§ Exercise: Return all lines in the material below that contain "coloring".

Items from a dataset
* * *
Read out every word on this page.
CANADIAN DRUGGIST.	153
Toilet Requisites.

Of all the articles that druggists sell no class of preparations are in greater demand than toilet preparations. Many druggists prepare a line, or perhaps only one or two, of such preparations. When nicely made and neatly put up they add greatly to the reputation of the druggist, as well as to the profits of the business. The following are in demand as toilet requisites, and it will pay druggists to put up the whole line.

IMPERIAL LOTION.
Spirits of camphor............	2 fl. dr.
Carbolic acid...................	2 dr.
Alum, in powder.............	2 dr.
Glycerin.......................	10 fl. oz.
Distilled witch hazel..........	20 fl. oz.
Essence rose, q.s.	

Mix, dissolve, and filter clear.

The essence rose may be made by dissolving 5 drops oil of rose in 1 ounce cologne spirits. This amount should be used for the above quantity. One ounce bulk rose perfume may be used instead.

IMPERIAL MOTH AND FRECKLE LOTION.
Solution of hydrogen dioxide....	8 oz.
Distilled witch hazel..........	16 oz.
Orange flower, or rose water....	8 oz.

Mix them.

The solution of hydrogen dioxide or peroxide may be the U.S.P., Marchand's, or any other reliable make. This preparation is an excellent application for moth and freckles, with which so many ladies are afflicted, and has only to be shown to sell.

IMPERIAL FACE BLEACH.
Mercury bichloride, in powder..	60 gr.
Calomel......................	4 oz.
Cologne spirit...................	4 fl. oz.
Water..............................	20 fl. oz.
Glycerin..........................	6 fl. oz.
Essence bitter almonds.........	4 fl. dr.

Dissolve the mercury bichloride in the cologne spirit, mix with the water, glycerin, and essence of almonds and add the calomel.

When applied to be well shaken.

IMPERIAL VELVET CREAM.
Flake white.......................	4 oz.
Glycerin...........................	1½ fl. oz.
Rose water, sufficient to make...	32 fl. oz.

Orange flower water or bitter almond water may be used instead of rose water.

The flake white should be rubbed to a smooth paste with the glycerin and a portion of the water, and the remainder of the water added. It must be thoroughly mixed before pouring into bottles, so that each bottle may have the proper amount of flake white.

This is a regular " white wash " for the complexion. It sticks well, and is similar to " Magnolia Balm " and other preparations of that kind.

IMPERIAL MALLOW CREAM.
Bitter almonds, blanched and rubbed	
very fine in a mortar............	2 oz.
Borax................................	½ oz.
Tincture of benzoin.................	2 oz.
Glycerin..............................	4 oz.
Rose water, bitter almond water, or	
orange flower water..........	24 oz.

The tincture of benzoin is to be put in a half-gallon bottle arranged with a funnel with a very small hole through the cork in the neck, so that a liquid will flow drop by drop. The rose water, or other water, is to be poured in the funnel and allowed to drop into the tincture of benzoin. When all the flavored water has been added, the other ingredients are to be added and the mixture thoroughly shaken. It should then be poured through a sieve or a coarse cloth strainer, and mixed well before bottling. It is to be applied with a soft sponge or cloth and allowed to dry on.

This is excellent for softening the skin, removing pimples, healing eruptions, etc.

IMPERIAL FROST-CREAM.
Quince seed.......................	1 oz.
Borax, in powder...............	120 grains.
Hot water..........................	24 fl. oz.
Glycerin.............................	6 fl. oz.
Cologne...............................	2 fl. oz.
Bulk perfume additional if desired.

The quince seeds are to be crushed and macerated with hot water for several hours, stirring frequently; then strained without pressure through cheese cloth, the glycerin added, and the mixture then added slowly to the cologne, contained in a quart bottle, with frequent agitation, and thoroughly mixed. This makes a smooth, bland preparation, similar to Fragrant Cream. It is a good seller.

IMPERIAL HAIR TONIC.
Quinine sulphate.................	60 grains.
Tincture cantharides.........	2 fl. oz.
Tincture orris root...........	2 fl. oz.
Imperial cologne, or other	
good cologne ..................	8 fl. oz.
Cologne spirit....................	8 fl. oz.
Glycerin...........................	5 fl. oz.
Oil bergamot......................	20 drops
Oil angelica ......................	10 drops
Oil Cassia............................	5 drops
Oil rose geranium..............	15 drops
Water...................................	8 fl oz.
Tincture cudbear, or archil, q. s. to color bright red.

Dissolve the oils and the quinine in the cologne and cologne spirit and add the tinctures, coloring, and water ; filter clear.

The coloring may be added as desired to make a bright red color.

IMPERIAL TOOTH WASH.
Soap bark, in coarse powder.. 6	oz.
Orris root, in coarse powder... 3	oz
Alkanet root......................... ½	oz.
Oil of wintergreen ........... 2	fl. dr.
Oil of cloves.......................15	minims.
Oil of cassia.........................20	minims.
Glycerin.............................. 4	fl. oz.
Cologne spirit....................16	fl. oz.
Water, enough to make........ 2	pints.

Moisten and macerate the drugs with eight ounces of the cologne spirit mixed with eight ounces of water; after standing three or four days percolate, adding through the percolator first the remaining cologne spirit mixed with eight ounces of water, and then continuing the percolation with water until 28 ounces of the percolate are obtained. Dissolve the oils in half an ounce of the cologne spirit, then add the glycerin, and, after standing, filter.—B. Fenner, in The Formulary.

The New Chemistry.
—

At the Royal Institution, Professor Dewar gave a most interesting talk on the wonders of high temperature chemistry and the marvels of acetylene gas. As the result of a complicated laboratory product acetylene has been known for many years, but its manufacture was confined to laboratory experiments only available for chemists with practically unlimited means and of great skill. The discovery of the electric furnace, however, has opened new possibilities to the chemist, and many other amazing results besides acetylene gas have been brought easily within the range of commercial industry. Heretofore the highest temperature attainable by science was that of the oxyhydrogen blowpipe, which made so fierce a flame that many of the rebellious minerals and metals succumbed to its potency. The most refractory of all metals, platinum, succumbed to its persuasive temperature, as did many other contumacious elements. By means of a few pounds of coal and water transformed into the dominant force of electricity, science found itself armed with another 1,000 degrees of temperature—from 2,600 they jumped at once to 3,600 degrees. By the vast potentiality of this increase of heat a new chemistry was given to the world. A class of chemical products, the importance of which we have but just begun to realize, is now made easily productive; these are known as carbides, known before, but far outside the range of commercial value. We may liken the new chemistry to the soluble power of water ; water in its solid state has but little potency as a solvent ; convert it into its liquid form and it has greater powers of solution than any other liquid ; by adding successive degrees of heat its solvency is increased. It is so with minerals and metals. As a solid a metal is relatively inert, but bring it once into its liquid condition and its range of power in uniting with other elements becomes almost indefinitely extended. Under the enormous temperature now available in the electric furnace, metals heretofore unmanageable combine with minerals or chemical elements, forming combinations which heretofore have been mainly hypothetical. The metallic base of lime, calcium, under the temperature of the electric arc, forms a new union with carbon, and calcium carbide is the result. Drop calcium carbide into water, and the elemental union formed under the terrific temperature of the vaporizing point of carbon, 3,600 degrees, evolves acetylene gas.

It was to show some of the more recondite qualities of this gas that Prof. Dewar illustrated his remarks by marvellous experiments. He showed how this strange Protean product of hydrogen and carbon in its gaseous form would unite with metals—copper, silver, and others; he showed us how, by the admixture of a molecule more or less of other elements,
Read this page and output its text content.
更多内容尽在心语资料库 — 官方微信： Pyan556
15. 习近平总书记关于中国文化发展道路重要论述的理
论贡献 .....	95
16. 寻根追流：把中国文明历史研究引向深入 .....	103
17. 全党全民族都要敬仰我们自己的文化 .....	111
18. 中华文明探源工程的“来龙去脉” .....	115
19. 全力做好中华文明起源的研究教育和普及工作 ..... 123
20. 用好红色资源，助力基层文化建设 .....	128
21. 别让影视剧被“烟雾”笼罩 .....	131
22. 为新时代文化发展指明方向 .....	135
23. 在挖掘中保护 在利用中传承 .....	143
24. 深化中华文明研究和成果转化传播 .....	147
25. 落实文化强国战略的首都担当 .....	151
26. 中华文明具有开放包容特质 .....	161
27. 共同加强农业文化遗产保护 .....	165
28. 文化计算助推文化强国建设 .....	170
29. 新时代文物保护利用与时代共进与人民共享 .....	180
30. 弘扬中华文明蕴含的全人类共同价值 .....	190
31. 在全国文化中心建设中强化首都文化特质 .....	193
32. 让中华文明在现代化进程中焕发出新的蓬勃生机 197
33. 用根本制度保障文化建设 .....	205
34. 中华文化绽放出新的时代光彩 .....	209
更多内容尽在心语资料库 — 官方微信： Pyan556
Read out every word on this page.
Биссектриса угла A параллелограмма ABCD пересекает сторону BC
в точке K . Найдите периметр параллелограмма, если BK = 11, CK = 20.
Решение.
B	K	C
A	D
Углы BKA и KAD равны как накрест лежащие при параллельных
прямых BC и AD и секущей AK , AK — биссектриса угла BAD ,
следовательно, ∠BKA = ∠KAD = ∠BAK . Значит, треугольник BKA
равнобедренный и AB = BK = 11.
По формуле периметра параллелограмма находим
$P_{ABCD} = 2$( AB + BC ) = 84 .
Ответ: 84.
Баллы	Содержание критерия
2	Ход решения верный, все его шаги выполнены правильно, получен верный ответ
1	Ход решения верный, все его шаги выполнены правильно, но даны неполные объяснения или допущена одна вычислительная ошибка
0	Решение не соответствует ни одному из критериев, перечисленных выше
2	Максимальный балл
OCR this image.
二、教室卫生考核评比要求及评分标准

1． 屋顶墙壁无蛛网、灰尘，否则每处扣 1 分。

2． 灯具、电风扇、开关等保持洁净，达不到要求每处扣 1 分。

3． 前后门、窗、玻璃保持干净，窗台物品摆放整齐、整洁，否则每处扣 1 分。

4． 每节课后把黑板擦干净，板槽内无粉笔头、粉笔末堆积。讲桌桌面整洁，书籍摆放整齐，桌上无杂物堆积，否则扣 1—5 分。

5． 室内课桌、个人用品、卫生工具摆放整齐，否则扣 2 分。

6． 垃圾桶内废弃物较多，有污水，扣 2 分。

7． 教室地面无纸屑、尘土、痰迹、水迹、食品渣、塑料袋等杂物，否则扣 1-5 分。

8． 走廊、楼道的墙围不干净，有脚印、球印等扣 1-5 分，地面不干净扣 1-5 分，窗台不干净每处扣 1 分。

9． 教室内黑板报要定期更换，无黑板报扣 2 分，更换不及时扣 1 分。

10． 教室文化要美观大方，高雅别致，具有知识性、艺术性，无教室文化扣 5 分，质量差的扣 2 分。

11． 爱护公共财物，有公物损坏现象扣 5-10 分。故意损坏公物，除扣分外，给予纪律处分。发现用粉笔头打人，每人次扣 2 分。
* * *
§ Final answer:
Dissolve the oils and the quinine in the cologne and cologne spirit and add the tinctures, coloring, and water ; filter clear.
The coloring may be added as desired to make a bright red color.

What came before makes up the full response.